What you are asked to do
Write out the records that appear below, verbatim and complete, but without pictures.

Records
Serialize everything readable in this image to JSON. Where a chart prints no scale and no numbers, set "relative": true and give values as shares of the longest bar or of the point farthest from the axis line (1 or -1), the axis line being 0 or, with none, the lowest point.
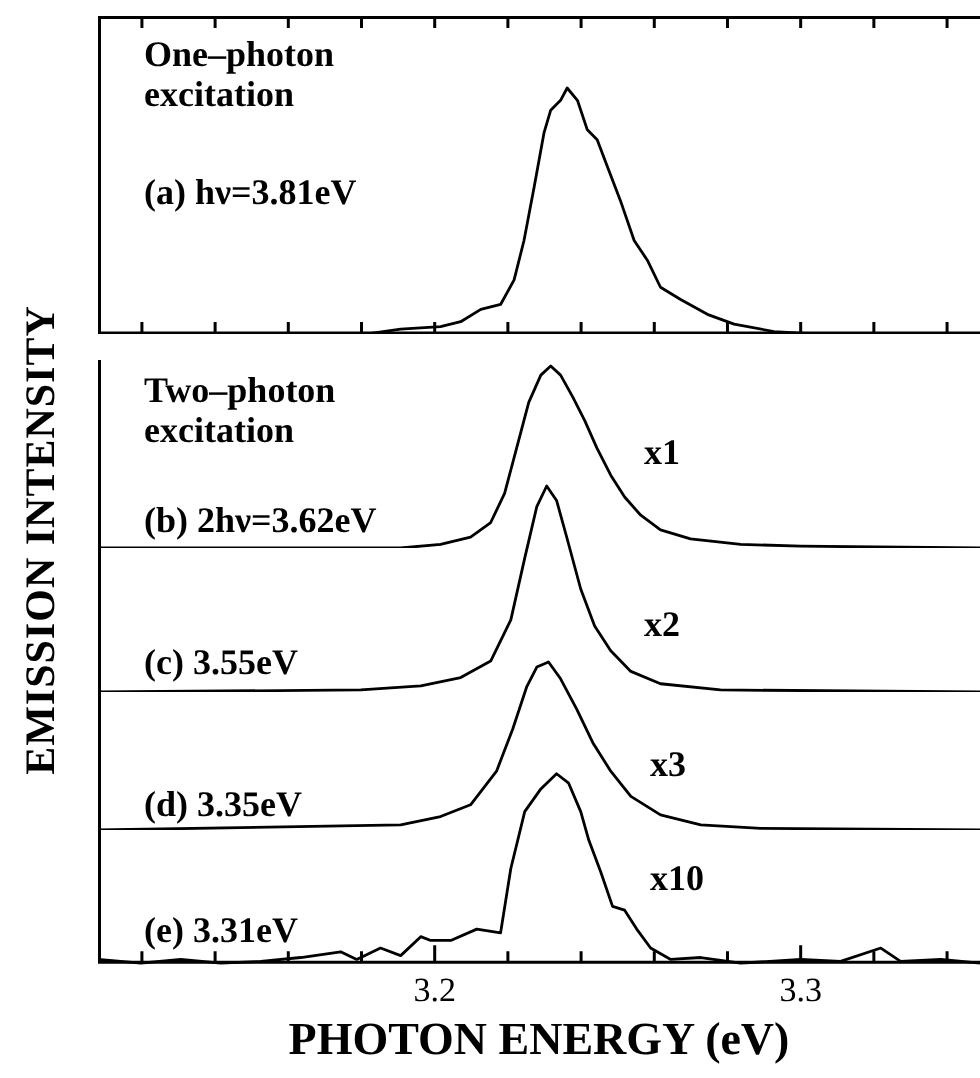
{
  "chart_data": [
    {
      "type": "line",
      "relative": true,
      "ylabel": "EMISSION INTENSITY",
      "xlim": [
        3.108,
        3.349
      ],
      "tick_labels": false,
      "legend": false,
      "marker": "none",
      "line_style": "solid",
      "annotations": [
        "One–photon excitation",
        "(a) hν=3.81eV"
      ],
      "xticks": [
        {
          "value": 3.12,
          "label": null
        },
        {
          "value": 3.14,
          "label": null
        },
        {
          "value": 3.16,
          "label": null
        },
        {
          "value": 3.18,
          "label": null
        },
        {
          "value": 3.2,
          "label": null
        },
        {
          "value": 3.22,
          "label": null
        },
        {
          "value": 3.24,
          "label": null
        },
        {
          "value": 3.26,
          "label": null
        },
        {
          "value": 3.28,
          "label": null
        },
        {
          "value": 3.3,
          "label": null
        },
        {
          "value": 3.32,
          "label": null
        },
        {
          "value": 3.34,
          "label": null
        }
      ],
      "series": [
        {
          "color": "#000000",
          "x": [
            3.164,
            3.1816,
            3.1907,
            3.2016,
            3.2071,
            3.2126,
            3.218,
            3.2217,
            3.2244,
            3.2272,
            3.2299,
            3.2317,
            3.2344,
            3.2362,
            3.239,
            3.2417,
            3.2444,
            3.2472,
            3.2508,
            3.2545,
            3.2581,
            3.2617,
            3.2672,
            3.2745,
            3.2818,
            3.2927,
            3.3037
          ],
          "values": [
            0,
            0,
            0.02,
            0.03,
            0.05,
            0.1,
            0.12,
            0.22,
            0.38,
            0.6,
            0.82,
            0.91,
            0.95,
            1,
            0.95,
            0.83,
            0.79,
            0.68,
            0.54,
            0.38,
            0.3,
            0.19,
            0.14,
            0.08,
            0.04,
            0.01,
            0
          ]
        }
      ]
    },
    {
      "type": "line",
      "relative": true,
      "xlim": [
        3.108,
        3.349
      ],
      "tick_labels": false,
      "legend": false,
      "marker": "none",
      "line_style": "solid",
      "annotations": [
        "Two–photon excitation",
        "(b) 2hν=3.62eV",
        "x1"
      ],
      "series": [
        {
          "color": "#000000",
          "x": [
            3.108,
            3.1907,
            3.2016,
            3.2098,
            3.2153,
            3.2191,
            3.2224,
            3.2257,
            3.229,
            3.2317,
            3.2344,
            3.2377,
            3.241,
            3.2443,
            3.2481,
            3.2519,
            3.2563,
            3.2617,
            3.2699,
            3.2836,
            3.3,
            3.349
          ],
          "values": [
            0,
            0,
            0.02,
            0.06,
            0.14,
            0.3,
            0.55,
            0.8,
            0.95,
            1,
            0.95,
            0.83,
            0.7,
            0.55,
            0.4,
            0.28,
            0.18,
            0.1,
            0.05,
            0.02,
            0.01,
            0
          ]
        }
      ]
    },
    {
      "type": "line",
      "relative": true,
      "xlim": [
        3.108,
        3.349
      ],
      "tick_labels": false,
      "legend": false,
      "marker": "none",
      "line_style": "solid",
      "annotations": [
        "(c) 3.55eV",
        "x2"
      ],
      "series": [
        {
          "color": "#000000",
          "x": [
            3.108,
            3.1798,
            3.1962,
            3.2071,
            3.2153,
            3.2208,
            3.2246,
            3.2279,
            3.2306,
            3.2333,
            3.2361,
            3.2399,
            3.2437,
            3.2481,
            3.2536,
            3.2617,
            3.2781,
            3.349
          ],
          "values": [
            0,
            0.01,
            0.03,
            0.07,
            0.15,
            0.35,
            0.65,
            0.9,
            1,
            0.93,
            0.75,
            0.5,
            0.32,
            0.2,
            0.1,
            0.04,
            0.01,
            0
          ]
        }
      ]
    },
    {
      "type": "line",
      "relative": true,
      "xlim": [
        3.108,
        3.349
      ],
      "tick_labels": false,
      "legend": false,
      "marker": "none",
      "line_style": "solid",
      "annotations": [
        "(d) 3.35eV",
        "x3"
      ],
      "series": [
        {
          "color": "#000000",
          "x": [
            3.108,
            3.1907,
            3.2016,
            3.2098,
            3.2169,
            3.2213,
            3.2251,
            3.2279,
            3.2311,
            3.2344,
            3.2388,
            3.2432,
            3.2481,
            3.2536,
            3.2617,
            3.2727,
            3.2891,
            3.349
          ],
          "values": [
            0,
            0.03,
            0.08,
            0.15,
            0.35,
            0.6,
            0.85,
            0.97,
            1,
            0.9,
            0.72,
            0.52,
            0.35,
            0.2,
            0.09,
            0.03,
            0.01,
            0
          ]
        }
      ]
    },
    {
      "type": "line",
      "relative": true,
      "xlabel": "PHOTON ENERGY (eV)",
      "xlim": [
        3.108,
        3.349
      ],
      "tick_labels": "x",
      "legend": false,
      "marker": "none",
      "line_style": "solid",
      "annotations": [
        "(e) 3.31eV",
        "x10"
      ],
      "xticks": [
        {
          "value": 3.12,
          "label": null
        },
        {
          "value": 3.14,
          "label": null
        },
        {
          "value": 3.16,
          "label": null
        },
        {
          "value": 3.18,
          "label": null
        },
        3.2,
        {
          "value": 3.22,
          "label": null
        },
        {
          "value": 3.24,
          "label": null
        },
        {
          "value": 3.26,
          "label": null
        },
        {
          "value": 3.28,
          "label": null
        },
        3.3,
        {
          "value": 3.32,
          "label": null
        },
        {
          "value": 3.34,
          "label": null
        }
      ],
      "series": [
        {
          "color": "#000000",
          "x": [
            3.108,
            3.1197,
            3.1306,
            3.1415,
            3.1525,
            3.1634,
            3.1743,
            3.1787,
            3.1852,
            3.1907,
            3.1962,
            3.1989,
            3.2044,
            3.2115,
            3.218,
            3.2208,
            3.2246,
            3.229,
            3.2333,
            3.2366,
            3.2399,
            3.2421,
            3.2454,
            3.2486,
            3.2519,
            3.2552,
            3.259,
            3.2645,
            3.2727,
            3.2836,
            3.3,
            3.3109,
            3.3219,
            3.3273,
            3.3383,
            3.349
          ],
          "values": [
            0.02,
            0,
            0.02,
            0,
            0.01,
            0.03,
            0.06,
            0.02,
            0.08,
            0.04,
            0.14,
            0.12,
            0.12,
            0.18,
            0.16,
            0.5,
            0.8,
            0.92,
            1,
            0.95,
            0.8,
            0.65,
            0.48,
            0.3,
            0.28,
            0.18,
            0.08,
            0.02,
            0.03,
            0,
            0.02,
            0.01,
            0.08,
            0.01,
            0.02,
            0
          ]
        }
      ]
    }
  ]
}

Result for this task
Serialize everything readable in this image to JSON. Where a chart prints no scale and no numbers, set "relative": true and give values as shares of the longest bar or of the point farthest from the axis line (1 or -1), the axis line being 0 or, with none, the lowest point.
{
  "chart_data": [
    {
      "type": "line",
      "relative": true,
      "ylabel": "EMISSION INTENSITY",
      "xlim": [
        3.108,
        3.349
      ],
      "tick_labels": false,
      "legend": false,
      "marker": "none",
      "line_style": "solid",
      "annotations": [
        "One–photon excitation",
        "(a) hν=3.81eV"
      ],
      "xticks": [
        {
          "value": 3.12,
          "label": null
        },
        {
          "value": 3.14,
          "label": null
        },
        {
          "value": 3.16,
          "label": null
        },
        {
          "value": 3.18,
          "label": null
        },
        {
          "value": 3.2,
          "label": null
        },
        {
          "value": 3.22,
          "label": null
        },
        {
          "value": 3.24,
          "label": null
        },
        {
          "value": 3.26,
          "label": null
        },
        {
          "value": 3.28,
          "label": null
        },
        {
          "value": 3.3,
          "label": null
        },
        {
          "value": 3.32,
          "label": null
        },
        {
          "value": 3.34,
          "label": null
        }
      ],
      "series": [
        {
          "color": "#000000",
          "x": [
            3.164,
            3.1816,
            3.1907,
            3.2016,
            3.2071,
            3.2126,
            3.218,
            3.2217,
            3.2244,
            3.2272,
            3.2299,
            3.2317,
            3.2344,
            3.2362,
            3.239,
            3.2417,
            3.2444,
            3.2472,
            3.2508,
            3.2545,
            3.2581,
            3.2617,
            3.2672,
            3.2745,
            3.2818,
            3.2927,
            3.3037
          ],
          "values": [
            0,
            0,
            0.02,
            0.03,
            0.05,
            0.1,
            0.12,
            0.22,
            0.38,
            0.6,
            0.82,
            0.91,
            0.95,
            1,
            0.95,
            0.83,
            0.79,
            0.68,
            0.54,
            0.38,
            0.3,
            0.19,
            0.14,
            0.08,
            0.04,
            0.01,
            0
          ]
        }
      ]
    },
    {
      "type": "line",
      "relative": true,
      "xlim": [
        3.108,
        3.349
      ],
      "tick_labels": false,
      "legend": false,
      "marker": "none",
      "line_style": "solid",
      "annotations": [
        "Two–photon excitation",
        "(b) 2hν=3.62eV",
        "x1"
      ],
      "series": [
        {
          "color": "#000000",
          "x": [
            3.108,
            3.1907,
            3.2016,
            3.2098,
            3.2153,
            3.2191,
            3.2224,
            3.2257,
            3.229,
            3.2317,
            3.2344,
            3.2377,
            3.241,
            3.2443,
            3.2481,
            3.2519,
            3.2563,
            3.2617,
            3.2699,
            3.2836,
            3.3,
            3.349
          ],
          "values": [
            0,
            0,
            0.02,
            0.06,
            0.14,
            0.3,
            0.55,
            0.8,
            0.95,
            1,
            0.95,
            0.83,
            0.7,
            0.55,
            0.4,
            0.28,
            0.18,
            0.1,
            0.05,
            0.02,
            0.01,
            0
          ]
        }
      ]
    },
    {
      "type": "line",
      "relative": true,
      "xlim": [
        3.108,
        3.349
      ],
      "tick_labels": false,
      "legend": false,
      "marker": "none",
      "line_style": "solid",
      "annotations": [
        "(c) 3.55eV",
        "x2"
      ],
      "series": [
        {
          "color": "#000000",
          "x": [
            3.108,
            3.1798,
            3.1962,
            3.2071,
            3.2153,
            3.2208,
            3.2246,
            3.2279,
            3.2306,
            3.2333,
            3.2361,
            3.2399,
            3.2437,
            3.2481,
            3.2536,
            3.2617,
            3.2781,
            3.349
          ],
          "values": [
            0,
            0.01,
            0.03,
            0.07,
            0.15,
            0.35,
            0.65,
            0.9,
            1,
            0.93,
            0.75,
            0.5,
            0.32,
            0.2,
            0.1,
            0.04,
            0.01,
            0
          ]
        }
      ]
    },
    {
      "type": "line",
      "relative": true,
      "xlim": [
        3.108,
        3.349
      ],
      "tick_labels": false,
      "legend": false,
      "marker": "none",
      "line_style": "solid",
      "annotations": [
        "(d) 3.35eV",
        "x3"
      ],
      "series": [
        {
          "color": "#000000",
          "x": [
            3.108,
            3.1907,
            3.2016,
            3.2098,
            3.2169,
            3.2213,
            3.2251,
            3.2279,
            3.2311,
            3.2344,
            3.2388,
            3.2432,
            3.2481,
            3.2536,
            3.2617,
            3.2727,
            3.2891,
            3.349
          ],
          "values": [
            0,
            0.03,
            0.08,
            0.15,
            0.35,
            0.6,
            0.85,
            0.97,
            1,
            0.9,
            0.72,
            0.52,
            0.35,
            0.2,
            0.09,
            0.03,
            0.01,
            0
          ]
        }
      ]
    },
    {
      "type": "line",
      "relative": true,
      "xlabel": "PHOTON ENERGY (eV)",
      "xlim": [
        3.108,
        3.349
      ],
      "tick_labels": "x",
      "legend": false,
      "marker": "none",
      "line_style": "solid",
      "annotations": [
        "(e) 3.31eV",
        "x10"
      ],
      "xticks": [
        {
          "value": 3.12,
          "label": null
        },
        {
          "value": 3.14,
          "label": null
        },
        {
          "value": 3.16,
          "label": null
        },
        {
          "value": 3.18,
          "label": null
        },
        3.2,
        {
          "value": 3.22,
          "label": null
        },
        {
          "value": 3.24,
          "label": null
        },
        {
          "value": 3.26,
          "label": null
        },
        {
          "value": 3.28,
          "label": null
        },
        3.3,
        {
          "value": 3.32,
          "label": null
        },
        {
          "value": 3.34,
          "label": null
        }
      ],
      "series": [
        {
          "color": "#000000",
          "x": [
            3.108,
            3.1197,
            3.1306,
            3.1415,
            3.1525,
            3.1634,
            3.1743,
            3.1787,
            3.1852,
            3.1907,
            3.1962,
            3.1989,
            3.2044,
            3.2115,
            3.218,
            3.2208,
            3.2246,
            3.229,
            3.2333,
            3.2366,
            3.2399,
            3.2421,
            3.2454,
            3.2486,
            3.2519,
            3.2552,
            3.259,
            3.2645,
            3.2727,
            3.2836,
            3.3,
            3.3109,
            3.3219,
            3.3273,
            3.3383,
            3.349
          ],
          "values": [
            0.02,
            0,
            0.02,
            0,
            0.01,
            0.03,
            0.06,
            0.02,
            0.08,
            0.04,
            0.14,
            0.12,
            0.12,
            0.18,
            0.16,
            0.5,
            0.8,
            0.92,
            1,
            0.95,
            0.8,
            0.65,
            0.48,
            0.3,
            0.28,
            0.18,
            0.08,
            0.02,
            0.03,
            0,
            0.02,
            0.01,
            0.08,
            0.01,
            0.02,
            0
          ]
        }
      ]
    }
  ]
}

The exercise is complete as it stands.